◆ PROBLEM TO WORK ON:
Return each line of the records holding the string "managers".

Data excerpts
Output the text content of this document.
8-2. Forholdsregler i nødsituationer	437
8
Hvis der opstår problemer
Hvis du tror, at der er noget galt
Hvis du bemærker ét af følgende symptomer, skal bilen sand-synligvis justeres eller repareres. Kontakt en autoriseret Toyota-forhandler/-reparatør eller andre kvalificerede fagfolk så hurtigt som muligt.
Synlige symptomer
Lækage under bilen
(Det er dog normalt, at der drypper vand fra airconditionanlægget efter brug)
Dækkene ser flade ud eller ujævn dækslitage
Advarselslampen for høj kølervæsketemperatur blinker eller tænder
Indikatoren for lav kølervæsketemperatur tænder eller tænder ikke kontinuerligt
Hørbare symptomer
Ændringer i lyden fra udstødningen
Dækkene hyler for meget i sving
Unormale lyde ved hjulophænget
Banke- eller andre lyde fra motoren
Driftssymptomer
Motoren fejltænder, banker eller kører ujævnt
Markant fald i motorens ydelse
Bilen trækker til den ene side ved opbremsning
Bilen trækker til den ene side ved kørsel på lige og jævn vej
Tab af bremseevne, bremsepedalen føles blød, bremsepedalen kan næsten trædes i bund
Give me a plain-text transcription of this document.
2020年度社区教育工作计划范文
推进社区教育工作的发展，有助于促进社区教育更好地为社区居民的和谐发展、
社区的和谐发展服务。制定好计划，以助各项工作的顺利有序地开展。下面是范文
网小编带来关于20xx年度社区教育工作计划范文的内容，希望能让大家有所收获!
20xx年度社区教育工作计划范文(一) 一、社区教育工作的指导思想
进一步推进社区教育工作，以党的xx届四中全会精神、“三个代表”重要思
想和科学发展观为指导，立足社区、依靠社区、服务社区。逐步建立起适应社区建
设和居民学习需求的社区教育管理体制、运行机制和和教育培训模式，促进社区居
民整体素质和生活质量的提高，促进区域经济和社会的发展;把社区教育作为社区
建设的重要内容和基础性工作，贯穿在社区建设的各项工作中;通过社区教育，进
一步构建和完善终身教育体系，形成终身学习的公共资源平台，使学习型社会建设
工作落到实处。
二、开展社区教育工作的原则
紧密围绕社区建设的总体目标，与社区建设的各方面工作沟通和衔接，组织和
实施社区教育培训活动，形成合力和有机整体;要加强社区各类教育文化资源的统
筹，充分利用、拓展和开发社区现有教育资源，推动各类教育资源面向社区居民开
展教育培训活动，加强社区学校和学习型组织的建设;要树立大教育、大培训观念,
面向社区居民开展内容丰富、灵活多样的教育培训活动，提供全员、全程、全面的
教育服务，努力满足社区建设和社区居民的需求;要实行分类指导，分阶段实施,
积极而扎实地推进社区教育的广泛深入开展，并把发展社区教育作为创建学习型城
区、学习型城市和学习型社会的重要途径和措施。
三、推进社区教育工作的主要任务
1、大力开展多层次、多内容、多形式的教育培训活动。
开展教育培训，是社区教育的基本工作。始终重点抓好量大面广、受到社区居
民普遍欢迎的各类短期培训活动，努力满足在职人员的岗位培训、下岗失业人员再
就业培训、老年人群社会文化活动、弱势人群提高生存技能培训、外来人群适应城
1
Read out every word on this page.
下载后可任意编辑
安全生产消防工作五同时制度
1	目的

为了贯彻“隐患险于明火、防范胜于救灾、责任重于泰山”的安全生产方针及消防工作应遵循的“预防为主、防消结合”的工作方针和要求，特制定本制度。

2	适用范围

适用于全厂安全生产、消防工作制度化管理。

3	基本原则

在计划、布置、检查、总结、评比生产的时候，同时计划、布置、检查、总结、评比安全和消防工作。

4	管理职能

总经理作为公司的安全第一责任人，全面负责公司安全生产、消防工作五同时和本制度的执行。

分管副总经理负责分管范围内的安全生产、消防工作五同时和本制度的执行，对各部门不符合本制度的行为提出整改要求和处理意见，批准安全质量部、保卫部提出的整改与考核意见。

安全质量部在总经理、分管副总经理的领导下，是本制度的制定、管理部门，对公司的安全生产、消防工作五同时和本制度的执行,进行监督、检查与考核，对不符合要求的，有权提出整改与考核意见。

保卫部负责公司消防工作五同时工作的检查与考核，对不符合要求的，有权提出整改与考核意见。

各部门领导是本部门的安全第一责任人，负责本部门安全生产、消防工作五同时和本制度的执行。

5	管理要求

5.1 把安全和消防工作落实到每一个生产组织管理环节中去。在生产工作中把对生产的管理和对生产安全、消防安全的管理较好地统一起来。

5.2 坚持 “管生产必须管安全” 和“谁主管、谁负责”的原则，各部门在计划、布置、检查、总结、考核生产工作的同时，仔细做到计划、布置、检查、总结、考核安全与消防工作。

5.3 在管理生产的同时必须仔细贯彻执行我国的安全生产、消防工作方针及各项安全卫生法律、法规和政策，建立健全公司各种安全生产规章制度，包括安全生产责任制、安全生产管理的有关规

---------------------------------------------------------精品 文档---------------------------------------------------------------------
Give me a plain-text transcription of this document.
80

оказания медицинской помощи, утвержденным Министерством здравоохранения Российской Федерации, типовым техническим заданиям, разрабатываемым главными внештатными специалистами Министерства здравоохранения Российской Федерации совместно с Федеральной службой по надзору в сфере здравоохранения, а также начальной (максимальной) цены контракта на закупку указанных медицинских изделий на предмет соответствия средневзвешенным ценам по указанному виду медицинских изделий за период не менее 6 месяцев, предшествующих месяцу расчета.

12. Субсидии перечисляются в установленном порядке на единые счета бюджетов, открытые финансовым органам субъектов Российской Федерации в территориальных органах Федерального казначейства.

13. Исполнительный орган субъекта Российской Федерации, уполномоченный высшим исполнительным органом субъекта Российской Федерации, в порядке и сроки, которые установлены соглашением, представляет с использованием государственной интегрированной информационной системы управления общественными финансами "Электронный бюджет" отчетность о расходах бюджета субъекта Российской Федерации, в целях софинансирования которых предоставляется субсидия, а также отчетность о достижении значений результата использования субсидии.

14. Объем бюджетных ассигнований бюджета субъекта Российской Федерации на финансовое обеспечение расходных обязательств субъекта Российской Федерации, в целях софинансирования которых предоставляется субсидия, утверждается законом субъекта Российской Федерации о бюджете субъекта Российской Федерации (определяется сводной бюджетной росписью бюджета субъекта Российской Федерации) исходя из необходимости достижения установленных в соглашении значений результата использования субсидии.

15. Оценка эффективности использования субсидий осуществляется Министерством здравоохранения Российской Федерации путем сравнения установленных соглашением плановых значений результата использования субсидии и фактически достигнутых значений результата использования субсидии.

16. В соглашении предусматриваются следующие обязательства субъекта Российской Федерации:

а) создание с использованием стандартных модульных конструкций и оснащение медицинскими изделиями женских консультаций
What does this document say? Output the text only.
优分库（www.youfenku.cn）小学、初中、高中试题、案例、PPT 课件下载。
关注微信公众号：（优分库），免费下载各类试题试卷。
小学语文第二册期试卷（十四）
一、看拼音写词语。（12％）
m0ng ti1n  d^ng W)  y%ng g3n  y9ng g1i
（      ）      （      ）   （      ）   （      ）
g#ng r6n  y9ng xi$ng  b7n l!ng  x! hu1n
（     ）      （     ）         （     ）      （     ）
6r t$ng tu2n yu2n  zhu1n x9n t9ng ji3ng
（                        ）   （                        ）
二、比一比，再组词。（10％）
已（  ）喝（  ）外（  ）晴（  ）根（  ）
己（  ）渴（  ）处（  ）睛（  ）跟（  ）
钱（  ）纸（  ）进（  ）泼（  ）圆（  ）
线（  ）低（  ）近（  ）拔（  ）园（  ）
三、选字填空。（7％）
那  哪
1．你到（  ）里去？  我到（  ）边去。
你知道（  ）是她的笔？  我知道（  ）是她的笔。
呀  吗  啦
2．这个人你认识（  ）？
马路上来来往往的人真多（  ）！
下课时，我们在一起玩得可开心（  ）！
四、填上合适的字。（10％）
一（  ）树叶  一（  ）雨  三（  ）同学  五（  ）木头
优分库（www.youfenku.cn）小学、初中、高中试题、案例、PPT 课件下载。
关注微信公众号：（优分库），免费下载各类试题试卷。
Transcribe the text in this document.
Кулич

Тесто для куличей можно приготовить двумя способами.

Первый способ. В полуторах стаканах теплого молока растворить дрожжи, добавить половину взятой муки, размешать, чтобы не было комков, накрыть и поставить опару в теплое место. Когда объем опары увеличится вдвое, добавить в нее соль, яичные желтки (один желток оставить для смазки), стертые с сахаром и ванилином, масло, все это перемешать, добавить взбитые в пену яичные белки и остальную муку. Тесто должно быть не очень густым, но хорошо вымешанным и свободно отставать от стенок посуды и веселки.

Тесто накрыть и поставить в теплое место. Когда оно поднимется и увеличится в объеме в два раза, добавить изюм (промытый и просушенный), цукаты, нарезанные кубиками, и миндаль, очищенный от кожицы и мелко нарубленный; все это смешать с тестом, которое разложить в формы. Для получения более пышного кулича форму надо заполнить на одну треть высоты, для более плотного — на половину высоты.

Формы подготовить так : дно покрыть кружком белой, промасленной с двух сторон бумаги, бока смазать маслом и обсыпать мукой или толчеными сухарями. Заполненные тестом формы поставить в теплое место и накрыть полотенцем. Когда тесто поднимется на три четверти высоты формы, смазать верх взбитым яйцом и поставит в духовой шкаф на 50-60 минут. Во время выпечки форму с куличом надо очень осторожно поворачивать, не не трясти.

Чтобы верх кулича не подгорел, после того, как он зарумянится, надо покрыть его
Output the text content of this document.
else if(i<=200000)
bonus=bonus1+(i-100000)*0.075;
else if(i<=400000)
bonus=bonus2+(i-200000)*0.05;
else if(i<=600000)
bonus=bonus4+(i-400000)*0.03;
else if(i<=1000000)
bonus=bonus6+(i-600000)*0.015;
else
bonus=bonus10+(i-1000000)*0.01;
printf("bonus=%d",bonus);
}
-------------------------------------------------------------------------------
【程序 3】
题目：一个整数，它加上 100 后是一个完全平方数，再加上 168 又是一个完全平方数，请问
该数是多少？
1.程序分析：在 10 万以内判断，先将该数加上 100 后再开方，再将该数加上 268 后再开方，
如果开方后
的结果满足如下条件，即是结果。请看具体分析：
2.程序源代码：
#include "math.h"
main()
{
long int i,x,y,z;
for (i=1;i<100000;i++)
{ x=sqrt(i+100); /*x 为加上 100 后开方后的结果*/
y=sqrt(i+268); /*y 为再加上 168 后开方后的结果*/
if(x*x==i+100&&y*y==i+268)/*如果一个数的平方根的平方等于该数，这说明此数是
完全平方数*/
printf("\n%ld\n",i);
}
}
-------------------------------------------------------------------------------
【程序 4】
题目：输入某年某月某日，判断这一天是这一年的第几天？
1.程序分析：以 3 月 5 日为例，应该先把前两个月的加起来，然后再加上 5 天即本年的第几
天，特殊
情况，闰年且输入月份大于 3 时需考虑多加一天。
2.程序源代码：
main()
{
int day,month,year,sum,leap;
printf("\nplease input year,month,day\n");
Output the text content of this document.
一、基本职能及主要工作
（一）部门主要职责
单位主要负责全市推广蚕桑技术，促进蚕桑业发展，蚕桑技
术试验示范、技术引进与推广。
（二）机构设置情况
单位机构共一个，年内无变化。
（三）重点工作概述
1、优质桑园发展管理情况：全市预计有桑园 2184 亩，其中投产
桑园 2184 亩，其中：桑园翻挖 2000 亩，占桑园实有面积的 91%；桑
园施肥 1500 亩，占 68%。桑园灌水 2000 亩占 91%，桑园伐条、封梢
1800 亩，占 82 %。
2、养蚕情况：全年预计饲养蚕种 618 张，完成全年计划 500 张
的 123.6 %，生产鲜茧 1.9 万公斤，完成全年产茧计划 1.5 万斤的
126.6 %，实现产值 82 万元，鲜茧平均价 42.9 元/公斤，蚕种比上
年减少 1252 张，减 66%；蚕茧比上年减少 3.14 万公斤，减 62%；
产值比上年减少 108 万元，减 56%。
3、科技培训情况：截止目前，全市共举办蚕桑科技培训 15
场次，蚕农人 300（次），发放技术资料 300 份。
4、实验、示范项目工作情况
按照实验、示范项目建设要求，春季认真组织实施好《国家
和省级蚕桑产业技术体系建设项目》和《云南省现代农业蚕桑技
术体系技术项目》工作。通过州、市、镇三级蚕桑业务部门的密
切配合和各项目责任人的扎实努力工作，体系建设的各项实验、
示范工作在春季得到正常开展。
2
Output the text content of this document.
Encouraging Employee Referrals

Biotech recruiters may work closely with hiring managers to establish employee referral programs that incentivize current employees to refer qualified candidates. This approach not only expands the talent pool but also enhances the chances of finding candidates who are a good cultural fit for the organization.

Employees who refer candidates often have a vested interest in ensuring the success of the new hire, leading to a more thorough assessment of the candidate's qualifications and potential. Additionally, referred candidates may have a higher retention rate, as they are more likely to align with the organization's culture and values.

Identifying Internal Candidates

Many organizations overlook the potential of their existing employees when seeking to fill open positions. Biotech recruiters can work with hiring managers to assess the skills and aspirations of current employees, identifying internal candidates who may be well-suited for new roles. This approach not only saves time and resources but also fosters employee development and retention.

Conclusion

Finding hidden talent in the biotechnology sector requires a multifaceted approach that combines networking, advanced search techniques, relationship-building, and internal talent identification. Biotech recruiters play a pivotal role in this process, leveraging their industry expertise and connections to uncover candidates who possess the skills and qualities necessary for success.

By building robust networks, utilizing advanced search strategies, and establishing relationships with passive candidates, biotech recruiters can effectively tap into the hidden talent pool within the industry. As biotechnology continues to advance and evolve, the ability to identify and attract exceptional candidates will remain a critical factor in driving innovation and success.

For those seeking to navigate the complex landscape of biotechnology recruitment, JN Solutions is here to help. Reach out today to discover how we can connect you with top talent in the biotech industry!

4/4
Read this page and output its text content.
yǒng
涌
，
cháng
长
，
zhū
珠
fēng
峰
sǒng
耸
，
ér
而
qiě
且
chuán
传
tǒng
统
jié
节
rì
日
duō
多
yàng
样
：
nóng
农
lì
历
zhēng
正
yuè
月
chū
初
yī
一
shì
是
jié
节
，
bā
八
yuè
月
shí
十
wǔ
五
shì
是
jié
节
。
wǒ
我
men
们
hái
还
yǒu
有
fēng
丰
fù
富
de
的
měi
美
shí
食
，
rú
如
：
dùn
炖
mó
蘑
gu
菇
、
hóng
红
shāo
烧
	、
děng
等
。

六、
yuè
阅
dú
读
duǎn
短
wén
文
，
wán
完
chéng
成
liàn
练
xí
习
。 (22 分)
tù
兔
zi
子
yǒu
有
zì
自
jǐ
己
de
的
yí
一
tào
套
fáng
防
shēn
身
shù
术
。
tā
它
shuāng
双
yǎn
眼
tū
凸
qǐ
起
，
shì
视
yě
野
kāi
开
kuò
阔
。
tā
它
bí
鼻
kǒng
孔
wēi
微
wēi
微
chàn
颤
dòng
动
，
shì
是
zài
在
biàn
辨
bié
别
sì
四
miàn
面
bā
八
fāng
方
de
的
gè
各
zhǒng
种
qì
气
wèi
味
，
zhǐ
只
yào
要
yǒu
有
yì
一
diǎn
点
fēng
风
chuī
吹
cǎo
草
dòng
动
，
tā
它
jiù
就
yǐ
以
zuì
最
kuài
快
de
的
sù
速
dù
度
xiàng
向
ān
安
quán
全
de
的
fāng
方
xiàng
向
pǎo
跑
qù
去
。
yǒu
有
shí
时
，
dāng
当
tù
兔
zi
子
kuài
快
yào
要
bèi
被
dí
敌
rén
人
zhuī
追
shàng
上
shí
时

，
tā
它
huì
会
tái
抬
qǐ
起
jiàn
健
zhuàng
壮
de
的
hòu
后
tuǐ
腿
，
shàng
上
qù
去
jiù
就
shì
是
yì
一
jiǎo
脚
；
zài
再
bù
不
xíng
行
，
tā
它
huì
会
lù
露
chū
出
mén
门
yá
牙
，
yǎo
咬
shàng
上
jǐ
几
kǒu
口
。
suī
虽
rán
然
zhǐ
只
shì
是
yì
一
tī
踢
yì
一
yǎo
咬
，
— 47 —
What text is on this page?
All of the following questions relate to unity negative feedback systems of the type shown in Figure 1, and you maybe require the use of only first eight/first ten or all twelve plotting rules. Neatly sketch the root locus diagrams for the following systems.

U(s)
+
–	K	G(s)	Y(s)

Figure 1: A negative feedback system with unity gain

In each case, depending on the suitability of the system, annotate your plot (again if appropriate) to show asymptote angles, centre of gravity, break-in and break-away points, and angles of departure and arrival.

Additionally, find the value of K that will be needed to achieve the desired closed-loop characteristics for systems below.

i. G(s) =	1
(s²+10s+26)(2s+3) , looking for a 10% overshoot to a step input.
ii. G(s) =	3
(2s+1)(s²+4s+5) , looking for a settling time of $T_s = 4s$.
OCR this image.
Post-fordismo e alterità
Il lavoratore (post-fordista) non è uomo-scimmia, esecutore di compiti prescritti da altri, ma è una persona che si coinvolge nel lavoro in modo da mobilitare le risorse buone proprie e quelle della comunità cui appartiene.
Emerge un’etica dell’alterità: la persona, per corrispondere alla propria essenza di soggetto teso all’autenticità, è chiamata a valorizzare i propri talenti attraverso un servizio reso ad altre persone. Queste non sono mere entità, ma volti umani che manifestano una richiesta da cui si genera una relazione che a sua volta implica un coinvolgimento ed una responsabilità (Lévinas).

◆ ANSWER TO THIS PROBLEM:
Biotech recruiters may work closely with hiring managers to establish employee referral programs that incentivize current employees to refer qualified candidates. This approach not only expands the talent pool but also enhances the chances of finding candidates who are a good cultural fit for the organization.
Many organizations overlook the potential of their existing employees when seeking to fill open positions. Biotech recruiters can work with hiring managers to assess the skills and aspirations of current employees, identifying internal candidates who may be well-suited for new roles. This approach not only saves time and resources but also fosters employee development and retention.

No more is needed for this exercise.